--- Begin Input rows ---

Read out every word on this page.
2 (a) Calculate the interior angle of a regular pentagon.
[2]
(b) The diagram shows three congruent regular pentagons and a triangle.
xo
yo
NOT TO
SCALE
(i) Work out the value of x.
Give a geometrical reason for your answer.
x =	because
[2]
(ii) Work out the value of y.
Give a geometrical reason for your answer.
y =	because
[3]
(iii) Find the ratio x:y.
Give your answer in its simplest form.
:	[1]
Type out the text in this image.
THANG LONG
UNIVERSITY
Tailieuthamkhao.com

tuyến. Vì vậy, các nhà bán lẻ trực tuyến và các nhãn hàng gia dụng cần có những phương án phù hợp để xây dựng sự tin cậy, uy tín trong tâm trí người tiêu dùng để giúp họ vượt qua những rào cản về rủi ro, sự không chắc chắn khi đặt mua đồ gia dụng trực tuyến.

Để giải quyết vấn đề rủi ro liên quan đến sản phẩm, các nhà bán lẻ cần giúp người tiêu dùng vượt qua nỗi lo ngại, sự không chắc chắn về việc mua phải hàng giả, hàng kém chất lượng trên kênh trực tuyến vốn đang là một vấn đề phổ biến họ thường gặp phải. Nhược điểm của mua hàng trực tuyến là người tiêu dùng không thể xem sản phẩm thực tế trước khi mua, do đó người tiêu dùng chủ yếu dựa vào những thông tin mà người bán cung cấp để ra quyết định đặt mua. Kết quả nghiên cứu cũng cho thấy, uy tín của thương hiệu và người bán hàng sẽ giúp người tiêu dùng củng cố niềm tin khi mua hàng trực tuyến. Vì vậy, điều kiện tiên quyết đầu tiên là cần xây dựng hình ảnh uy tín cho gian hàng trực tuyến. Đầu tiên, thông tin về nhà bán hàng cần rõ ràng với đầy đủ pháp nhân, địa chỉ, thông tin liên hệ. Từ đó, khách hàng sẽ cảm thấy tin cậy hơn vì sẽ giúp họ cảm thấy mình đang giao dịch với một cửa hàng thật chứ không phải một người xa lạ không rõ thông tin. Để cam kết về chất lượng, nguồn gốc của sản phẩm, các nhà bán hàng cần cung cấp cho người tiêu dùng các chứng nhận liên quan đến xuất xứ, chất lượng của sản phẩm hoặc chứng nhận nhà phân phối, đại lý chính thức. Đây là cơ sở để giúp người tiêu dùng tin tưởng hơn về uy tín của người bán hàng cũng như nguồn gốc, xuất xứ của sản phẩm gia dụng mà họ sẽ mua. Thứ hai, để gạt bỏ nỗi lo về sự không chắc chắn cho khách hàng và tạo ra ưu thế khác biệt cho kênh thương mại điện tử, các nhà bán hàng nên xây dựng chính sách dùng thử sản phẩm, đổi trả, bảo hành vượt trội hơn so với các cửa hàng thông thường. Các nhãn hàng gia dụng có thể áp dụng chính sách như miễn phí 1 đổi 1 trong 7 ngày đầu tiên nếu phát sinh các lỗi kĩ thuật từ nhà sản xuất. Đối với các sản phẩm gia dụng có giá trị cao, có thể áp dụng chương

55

--- End Input rows ---

- Objective -
Return the whole listing exactly.

- Solution for this exercise -
Read out every word on this page.
2 (a) Calculate the interior angle of a regular pentagon.
[2]
(b) The diagram shows three congruent regular pentagons and a triangle.
xo
yo
NOT TO
SCALE
(i) Work out the value of x.
Give a geometrical reason for your answer.
x =	because
[2]
(ii) Work out the value of y.
Give a geometrical reason for your answer.
y =	because
[3]
(iii) Find the ratio x:y.
Give your answer in its simplest form.
:	[1]
Type out the text in this image.
THANG LONG
UNIVERSITY
Tailieuthamkhao.com

tuyến. Vì vậy, các nhà bán lẻ trực tuyến và các nhãn hàng gia dụng cần có những phương án phù hợp để xây dựng sự tin cậy, uy tín trong tâm trí người tiêu dùng để giúp họ vượt qua những rào cản về rủi ro, sự không chắc chắn khi đặt mua đồ gia dụng trực tuyến.

Để giải quyết vấn đề rủi ro liên quan đến sản phẩm, các nhà bán lẻ cần giúp người tiêu dùng vượt qua nỗi lo ngại, sự không chắc chắn về việc mua phải hàng giả, hàng kém chất lượng trên kênh trực tuyến vốn đang là một vấn đề phổ biến họ thường gặp phải. Nhược điểm của mua hàng trực tuyến là người tiêu dùng không thể xem sản phẩm thực tế trước khi mua, do đó người tiêu dùng chủ yếu dựa vào những thông tin mà người bán cung cấp để ra quyết định đặt mua. Kết quả nghiên cứu cũng cho thấy, uy tín của thương hiệu và người bán hàng sẽ giúp người tiêu dùng củng cố niềm tin khi mua hàng trực tuyến. Vì vậy, điều kiện tiên quyết đầu tiên là cần xây dựng hình ảnh uy tín cho gian hàng trực tuyến. Đầu tiên, thông tin về nhà bán hàng cần rõ ràng với đầy đủ pháp nhân, địa chỉ, thông tin liên hệ. Từ đó, khách hàng sẽ cảm thấy tin cậy hơn vì sẽ giúp họ cảm thấy mình đang giao dịch với một cửa hàng thật chứ không phải một người xa lạ không rõ thông tin. Để cam kết về chất lượng, nguồn gốc của sản phẩm, các nhà bán hàng cần cung cấp cho người tiêu dùng các chứng nhận liên quan đến xuất xứ, chất lượng của sản phẩm hoặc chứng nhận nhà phân phối, đại lý chính thức. Đây là cơ sở để giúp người tiêu dùng tin tưởng hơn về uy tín của người bán hàng cũng như nguồn gốc, xuất xứ của sản phẩm gia dụng mà họ sẽ mua. Thứ hai, để gạt bỏ nỗi lo về sự không chắc chắn cho khách hàng và tạo ra ưu thế khác biệt cho kênh thương mại điện tử, các nhà bán hàng nên xây dựng chính sách dùng thử sản phẩm, đổi trả, bảo hành vượt trội hơn so với các cửa hàng thông thường. Các nhãn hàng gia dụng có thể áp dụng chính sách như miễn phí 1 đổi 1 trong 7 ngày đầu tiên nếu phát sinh các lỗi kĩ thuật từ nhà sản xuất. Đối với các sản phẩm gia dụng có giá trị cao, có thể áp dụng chương

55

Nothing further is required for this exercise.